■ ITEMS
· · · ·
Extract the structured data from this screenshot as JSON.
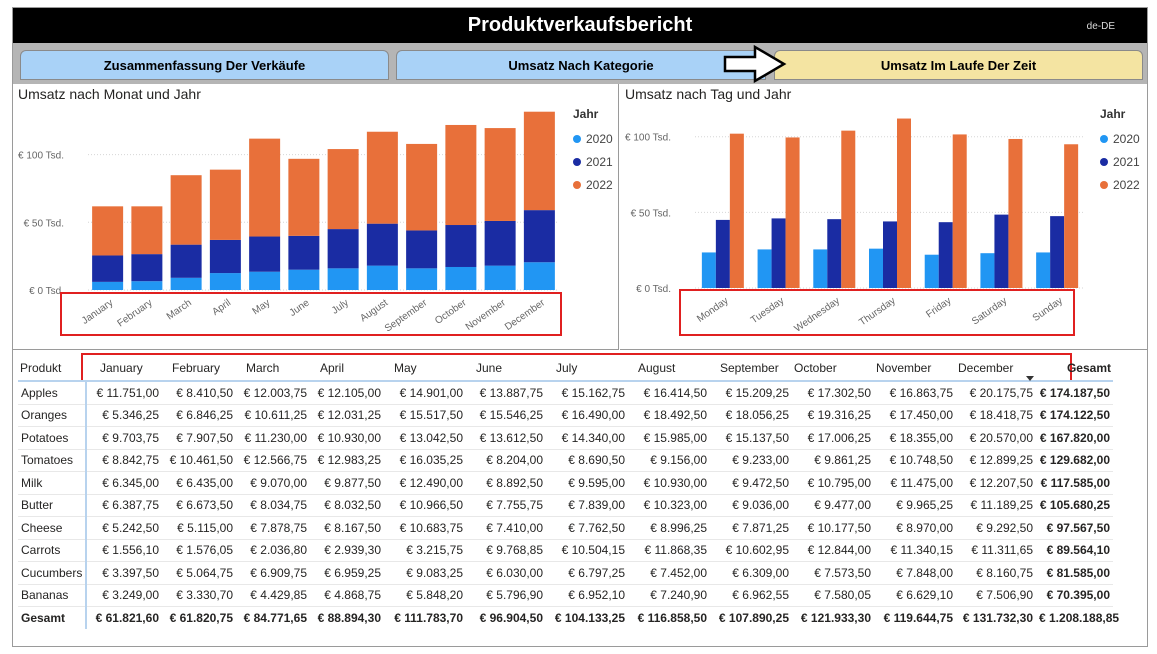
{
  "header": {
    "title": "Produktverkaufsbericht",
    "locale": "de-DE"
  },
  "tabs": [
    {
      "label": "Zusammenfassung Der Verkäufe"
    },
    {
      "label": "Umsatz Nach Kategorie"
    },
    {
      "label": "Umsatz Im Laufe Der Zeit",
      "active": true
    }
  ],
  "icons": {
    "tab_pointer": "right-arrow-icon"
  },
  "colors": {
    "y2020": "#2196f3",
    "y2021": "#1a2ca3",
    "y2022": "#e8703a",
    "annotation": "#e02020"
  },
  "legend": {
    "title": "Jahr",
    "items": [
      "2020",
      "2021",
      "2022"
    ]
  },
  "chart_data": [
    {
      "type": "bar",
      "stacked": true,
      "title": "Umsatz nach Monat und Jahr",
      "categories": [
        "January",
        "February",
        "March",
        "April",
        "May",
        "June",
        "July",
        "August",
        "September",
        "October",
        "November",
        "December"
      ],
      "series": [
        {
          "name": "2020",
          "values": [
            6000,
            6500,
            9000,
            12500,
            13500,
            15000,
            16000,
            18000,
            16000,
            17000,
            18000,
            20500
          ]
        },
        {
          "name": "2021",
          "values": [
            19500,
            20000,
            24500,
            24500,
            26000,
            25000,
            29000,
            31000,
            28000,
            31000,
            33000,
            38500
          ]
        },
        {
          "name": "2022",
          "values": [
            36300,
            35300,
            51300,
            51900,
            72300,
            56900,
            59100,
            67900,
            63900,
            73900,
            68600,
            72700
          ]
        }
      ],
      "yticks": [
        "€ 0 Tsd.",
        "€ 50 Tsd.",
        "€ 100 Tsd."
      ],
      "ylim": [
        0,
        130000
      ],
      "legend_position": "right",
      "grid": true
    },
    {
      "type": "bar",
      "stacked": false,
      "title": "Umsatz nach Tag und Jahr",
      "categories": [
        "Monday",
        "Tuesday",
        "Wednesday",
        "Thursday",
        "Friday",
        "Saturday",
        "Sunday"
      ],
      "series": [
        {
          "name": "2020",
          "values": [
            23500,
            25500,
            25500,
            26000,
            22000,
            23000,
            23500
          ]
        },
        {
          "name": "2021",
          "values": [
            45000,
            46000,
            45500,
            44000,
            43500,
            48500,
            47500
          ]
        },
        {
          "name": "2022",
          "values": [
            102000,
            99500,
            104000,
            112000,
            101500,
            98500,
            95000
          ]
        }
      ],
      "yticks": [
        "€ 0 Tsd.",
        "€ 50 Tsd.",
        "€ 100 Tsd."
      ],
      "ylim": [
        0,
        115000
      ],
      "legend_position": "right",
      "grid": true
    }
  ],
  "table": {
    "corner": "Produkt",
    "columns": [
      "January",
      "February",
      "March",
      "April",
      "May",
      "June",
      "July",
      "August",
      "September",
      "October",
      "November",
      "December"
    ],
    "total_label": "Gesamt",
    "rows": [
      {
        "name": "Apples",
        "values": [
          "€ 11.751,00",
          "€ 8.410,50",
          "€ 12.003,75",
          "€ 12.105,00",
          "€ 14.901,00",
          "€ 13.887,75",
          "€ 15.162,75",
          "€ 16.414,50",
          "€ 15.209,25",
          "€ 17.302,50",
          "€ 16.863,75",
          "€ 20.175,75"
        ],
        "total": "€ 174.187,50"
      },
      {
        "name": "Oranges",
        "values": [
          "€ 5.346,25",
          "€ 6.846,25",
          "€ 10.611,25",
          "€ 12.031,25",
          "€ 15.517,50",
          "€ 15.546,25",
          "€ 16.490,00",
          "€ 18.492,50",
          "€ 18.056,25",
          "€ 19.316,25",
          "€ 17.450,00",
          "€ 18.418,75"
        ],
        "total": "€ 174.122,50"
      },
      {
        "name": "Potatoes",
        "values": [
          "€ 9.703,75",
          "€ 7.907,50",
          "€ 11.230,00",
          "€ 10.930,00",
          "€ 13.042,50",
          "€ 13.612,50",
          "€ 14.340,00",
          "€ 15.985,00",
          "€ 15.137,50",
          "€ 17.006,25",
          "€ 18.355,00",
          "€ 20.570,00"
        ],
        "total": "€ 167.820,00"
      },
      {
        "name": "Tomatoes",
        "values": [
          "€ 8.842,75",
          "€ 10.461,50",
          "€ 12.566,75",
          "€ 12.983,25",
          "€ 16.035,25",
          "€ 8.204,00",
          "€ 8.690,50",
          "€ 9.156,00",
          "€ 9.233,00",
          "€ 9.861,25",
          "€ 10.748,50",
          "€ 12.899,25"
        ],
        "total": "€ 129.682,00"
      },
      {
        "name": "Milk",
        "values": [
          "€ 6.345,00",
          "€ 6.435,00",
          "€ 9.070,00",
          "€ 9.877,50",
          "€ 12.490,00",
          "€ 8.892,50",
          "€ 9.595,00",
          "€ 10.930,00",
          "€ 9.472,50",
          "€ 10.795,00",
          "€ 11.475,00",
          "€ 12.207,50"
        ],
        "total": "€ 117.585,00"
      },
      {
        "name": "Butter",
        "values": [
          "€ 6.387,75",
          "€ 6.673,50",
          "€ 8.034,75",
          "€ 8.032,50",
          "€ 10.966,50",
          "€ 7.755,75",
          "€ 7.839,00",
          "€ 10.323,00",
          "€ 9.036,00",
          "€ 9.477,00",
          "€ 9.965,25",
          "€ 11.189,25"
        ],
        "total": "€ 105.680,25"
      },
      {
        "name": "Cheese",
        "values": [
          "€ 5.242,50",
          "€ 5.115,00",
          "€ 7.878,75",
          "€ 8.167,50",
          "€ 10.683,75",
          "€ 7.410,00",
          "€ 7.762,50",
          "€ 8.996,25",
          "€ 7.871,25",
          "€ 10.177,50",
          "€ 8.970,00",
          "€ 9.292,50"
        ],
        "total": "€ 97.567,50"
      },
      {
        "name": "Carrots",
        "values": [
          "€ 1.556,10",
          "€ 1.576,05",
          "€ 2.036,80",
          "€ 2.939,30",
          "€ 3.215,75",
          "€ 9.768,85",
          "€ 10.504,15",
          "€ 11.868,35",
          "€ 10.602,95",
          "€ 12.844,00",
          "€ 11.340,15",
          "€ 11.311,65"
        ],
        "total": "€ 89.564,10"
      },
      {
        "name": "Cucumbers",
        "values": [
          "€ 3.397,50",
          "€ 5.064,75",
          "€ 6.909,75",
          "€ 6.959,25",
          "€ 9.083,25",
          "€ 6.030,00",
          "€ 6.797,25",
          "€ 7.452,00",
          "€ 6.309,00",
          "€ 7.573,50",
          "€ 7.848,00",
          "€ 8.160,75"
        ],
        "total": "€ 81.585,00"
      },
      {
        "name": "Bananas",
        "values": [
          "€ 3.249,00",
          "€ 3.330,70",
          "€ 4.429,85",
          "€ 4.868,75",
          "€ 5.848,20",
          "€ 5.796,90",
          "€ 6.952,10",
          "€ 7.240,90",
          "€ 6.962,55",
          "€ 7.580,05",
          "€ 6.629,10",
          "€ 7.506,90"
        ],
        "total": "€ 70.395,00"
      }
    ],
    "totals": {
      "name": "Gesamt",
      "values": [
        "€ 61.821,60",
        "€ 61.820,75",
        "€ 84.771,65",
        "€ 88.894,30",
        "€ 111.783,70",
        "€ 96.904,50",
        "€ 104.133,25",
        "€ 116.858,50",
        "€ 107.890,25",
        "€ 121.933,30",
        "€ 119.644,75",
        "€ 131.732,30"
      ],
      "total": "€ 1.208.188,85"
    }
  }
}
· · · ·
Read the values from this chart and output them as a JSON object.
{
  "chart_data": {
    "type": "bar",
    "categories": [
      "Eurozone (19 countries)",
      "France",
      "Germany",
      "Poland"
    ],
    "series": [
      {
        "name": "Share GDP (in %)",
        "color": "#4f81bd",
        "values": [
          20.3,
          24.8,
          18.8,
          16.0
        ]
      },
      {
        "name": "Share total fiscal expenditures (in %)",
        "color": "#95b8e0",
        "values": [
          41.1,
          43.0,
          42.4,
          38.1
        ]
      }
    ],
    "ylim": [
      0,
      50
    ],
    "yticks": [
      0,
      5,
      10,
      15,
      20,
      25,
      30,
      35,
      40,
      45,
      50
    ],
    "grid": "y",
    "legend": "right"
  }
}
· · · ·
■ THE TASK
Find every line that holds "Share" and copy it.

■ WRITTEN SOLUTION
        "name": "Share GDP (in %)",
        "name": "Share total fiscal expenditures (in %)",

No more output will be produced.